§ TASK BRIEF
Transcribe every line, keeping it exact.

§ RECORDS TO PROCESS
————————
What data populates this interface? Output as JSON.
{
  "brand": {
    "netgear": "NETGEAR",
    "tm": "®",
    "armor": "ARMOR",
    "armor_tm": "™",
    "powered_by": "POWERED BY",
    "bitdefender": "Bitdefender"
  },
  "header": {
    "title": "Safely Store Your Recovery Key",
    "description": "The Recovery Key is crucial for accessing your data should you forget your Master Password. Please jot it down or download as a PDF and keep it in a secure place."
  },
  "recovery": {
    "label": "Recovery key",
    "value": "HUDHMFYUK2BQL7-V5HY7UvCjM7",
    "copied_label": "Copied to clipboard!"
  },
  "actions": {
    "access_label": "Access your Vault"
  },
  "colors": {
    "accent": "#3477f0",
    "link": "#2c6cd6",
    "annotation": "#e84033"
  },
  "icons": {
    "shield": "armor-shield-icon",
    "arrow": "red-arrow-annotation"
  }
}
————————
§ RESPONSE FOR THIS EXERCISE
What data populates this interface? Output as JSON.
{
  "brand": {
    "netgear": "NETGEAR",
    "tm": "®",
    "armor": "ARMOR",
    "armor_tm": "™",
    "powered_by": "POWERED BY",
    "bitdefender": "Bitdefender"
  },
  "header": {
    "title": "Safely Store Your Recovery Key",
    "description": "The Recovery Key is crucial for accessing your data should you forget your Master Password. Please jot it down or download as a PDF and keep it in a secure place."
  },
  "recovery": {
    "label": "Recovery key",
    "value": "HUDHMFYUK2BQL7-V5HY7UvCjM7",
    "copied_label": "Copied to clipboard!"
  },
  "actions": {
    "access_label": "Access your Vault"
  },
  "colors": {
    "accent": "#3477f0",
    "link": "#2c6cd6",
    "annotation": "#e84033"
  },
  "icons": {
    "shield": "armor-shield-icon",
    "arrow": "red-arrow-annotation"
  }
}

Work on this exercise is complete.